* [Given text]:
By KATE HALIM and VERA WISDOM-BASSEY

WHENEVER Roselyn disagreed with her husband, it would earn her a beating. For the eight years she lived with him, Roselyn was beaten more than 60 times. Sadly, her now 16-year old son witnessed several sessions of the ugly inci­dent. With each scar, came a sting of pain in her heart that kept mul­tiplying until she ran for her dear life. Even though she noticed signs of his aggressive nature before they got married, she thought it would be a one-time event. He slapped her once when they were courting but she waved it aside.

According to Roselyn, a French graduate, her ex-husband believed she shouldn’t have a say in their marriage. It was an abomination to him. She felt discouraged at the life she was living. She needed to take permission from him, to visit her family otherwise he would beat her till she fainted. She was literally liv­ing in hell.

* [Written request 1]: List every number that appears in the domestic violence account, with what each one counts.

* [Extracted records]:
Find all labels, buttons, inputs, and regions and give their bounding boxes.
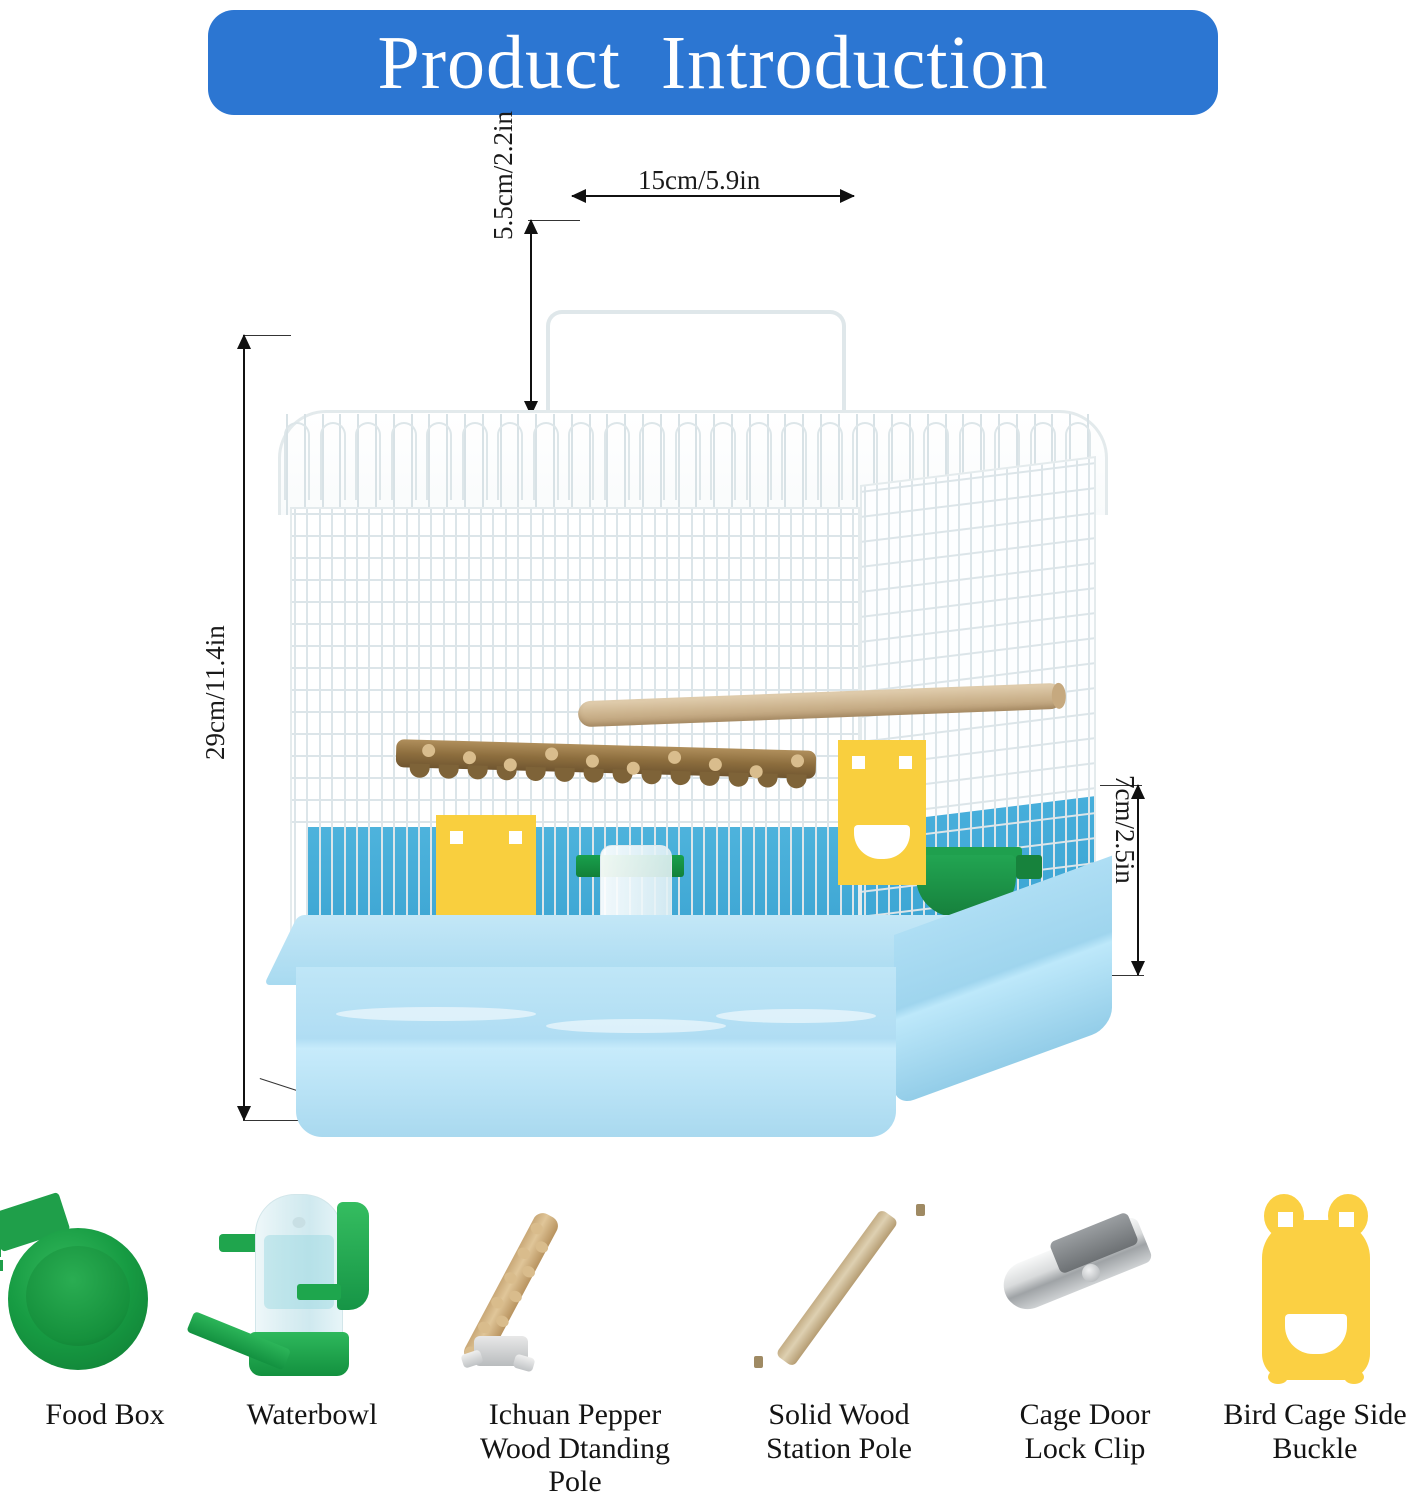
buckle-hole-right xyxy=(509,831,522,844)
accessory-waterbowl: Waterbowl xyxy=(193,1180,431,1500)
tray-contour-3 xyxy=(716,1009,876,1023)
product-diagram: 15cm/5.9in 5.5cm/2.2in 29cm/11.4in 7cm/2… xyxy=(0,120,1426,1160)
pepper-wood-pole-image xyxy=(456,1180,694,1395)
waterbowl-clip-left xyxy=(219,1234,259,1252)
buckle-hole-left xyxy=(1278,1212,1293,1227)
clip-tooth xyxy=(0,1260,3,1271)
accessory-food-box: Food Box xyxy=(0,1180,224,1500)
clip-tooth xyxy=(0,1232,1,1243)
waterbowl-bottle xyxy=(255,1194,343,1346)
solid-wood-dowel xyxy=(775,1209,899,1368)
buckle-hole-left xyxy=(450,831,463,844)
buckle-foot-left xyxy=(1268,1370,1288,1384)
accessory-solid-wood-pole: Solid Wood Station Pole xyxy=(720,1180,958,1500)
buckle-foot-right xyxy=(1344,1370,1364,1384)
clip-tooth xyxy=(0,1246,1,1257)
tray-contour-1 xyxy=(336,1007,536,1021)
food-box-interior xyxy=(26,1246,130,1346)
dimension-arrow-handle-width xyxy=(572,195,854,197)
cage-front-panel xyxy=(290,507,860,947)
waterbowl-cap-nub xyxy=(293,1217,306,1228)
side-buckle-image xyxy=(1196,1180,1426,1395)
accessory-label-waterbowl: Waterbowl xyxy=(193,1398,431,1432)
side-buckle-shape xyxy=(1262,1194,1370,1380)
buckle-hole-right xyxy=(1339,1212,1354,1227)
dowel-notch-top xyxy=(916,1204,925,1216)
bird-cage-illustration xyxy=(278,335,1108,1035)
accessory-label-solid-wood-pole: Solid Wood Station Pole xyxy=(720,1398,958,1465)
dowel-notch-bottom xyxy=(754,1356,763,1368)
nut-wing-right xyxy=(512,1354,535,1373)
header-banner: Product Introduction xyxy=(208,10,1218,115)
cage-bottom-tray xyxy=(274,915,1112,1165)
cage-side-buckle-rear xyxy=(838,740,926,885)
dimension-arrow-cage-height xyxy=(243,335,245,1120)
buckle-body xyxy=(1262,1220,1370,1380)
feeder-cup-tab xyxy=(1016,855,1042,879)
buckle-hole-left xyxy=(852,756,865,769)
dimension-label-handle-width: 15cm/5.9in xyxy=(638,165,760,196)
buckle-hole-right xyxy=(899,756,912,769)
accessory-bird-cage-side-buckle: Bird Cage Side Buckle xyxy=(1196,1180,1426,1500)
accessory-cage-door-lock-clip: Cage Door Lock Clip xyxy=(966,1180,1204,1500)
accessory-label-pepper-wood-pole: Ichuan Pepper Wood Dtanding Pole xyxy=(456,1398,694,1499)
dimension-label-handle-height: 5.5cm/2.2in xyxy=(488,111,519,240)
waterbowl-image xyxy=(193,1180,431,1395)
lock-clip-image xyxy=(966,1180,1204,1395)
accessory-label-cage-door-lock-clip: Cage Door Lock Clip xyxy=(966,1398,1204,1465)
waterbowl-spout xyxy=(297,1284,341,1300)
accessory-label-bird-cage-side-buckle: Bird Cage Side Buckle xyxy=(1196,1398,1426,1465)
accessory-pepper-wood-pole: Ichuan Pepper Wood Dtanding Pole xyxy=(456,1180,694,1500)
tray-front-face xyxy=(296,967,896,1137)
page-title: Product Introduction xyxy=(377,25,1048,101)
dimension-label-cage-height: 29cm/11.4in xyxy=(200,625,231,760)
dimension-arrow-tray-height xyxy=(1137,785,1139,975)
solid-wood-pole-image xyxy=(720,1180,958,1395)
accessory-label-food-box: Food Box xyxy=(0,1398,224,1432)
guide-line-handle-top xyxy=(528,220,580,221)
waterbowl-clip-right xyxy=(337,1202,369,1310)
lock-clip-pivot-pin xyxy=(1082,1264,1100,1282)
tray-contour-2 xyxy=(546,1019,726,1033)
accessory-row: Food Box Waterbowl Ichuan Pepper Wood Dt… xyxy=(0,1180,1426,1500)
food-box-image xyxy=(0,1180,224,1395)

* [Written request 2]: Please duplicate the lines of the records starting at the line that contains "buckle-hole-right xyxy=(509,831,522,844)" and ending at the line that contains "waterbowl-clip-left xyxy=(219,1234,259,1252)", with both of those lines included.

* [Task result 1]:
- eight: the years Roselyn lived with her husband
- more than 60: the times she was beaten
- 16: her son's age now

* [Task result 2]:
buckle-hole-right xyxy=(509,831,522,844)
accessory-waterbowl: Waterbowl xyxy=(193,1180,431,1500)
tray-contour-3 xyxy=(716,1009,876,1023)
product-diagram: 15cm/5.9in 5.5cm/2.2in 29cm/11.4in 7cm/2… xyxy=(0,120,1426,1160)
pepper-wood-pole-image xyxy=(456,1180,694,1395)
waterbowl-clip-left xyxy=(219,1234,259,1252)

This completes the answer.